● Set exercise
Would you transcribe the listing that follows, character for character, and omit its images?

──────── Records to use

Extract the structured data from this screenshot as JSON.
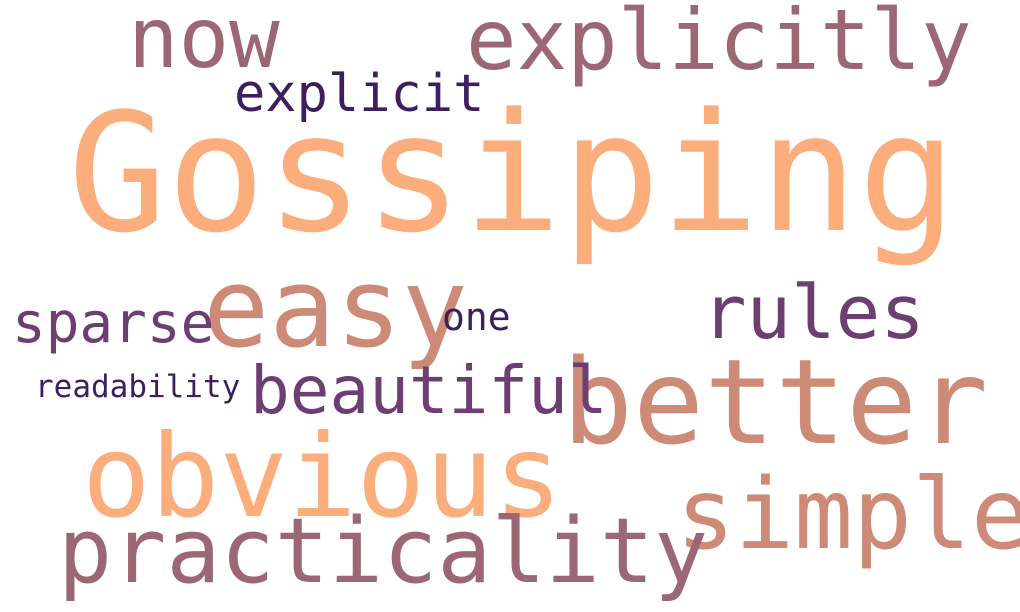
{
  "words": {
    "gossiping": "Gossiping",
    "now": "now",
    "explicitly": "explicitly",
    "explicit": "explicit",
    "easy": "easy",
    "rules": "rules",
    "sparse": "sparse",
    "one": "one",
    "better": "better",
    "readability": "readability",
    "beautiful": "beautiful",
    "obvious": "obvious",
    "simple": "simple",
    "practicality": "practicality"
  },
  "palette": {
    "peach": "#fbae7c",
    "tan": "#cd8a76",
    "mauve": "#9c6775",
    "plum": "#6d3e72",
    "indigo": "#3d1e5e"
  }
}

────────────────

● The reply
Extract the structured data from this screenshot as JSON.
{
  "words": {
    "gossiping": "Gossiping",
    "now": "now",
    "explicitly": "explicitly",
    "explicit": "explicit",
    "easy": "easy",
    "rules": "rules",
    "sparse": "sparse",
    "one": "one",
    "better": "better",
    "readability": "readability",
    "beautiful": "beautiful",
    "obvious": "obvious",
    "simple": "simple",
    "practicality": "practicality"
  },
  "palette": {
    "peach": "#fbae7c",
    "tan": "#cd8a76",
    "mauve": "#9c6775",
    "plum": "#6d3e72",
    "indigo": "#3d1e5e"
  }
}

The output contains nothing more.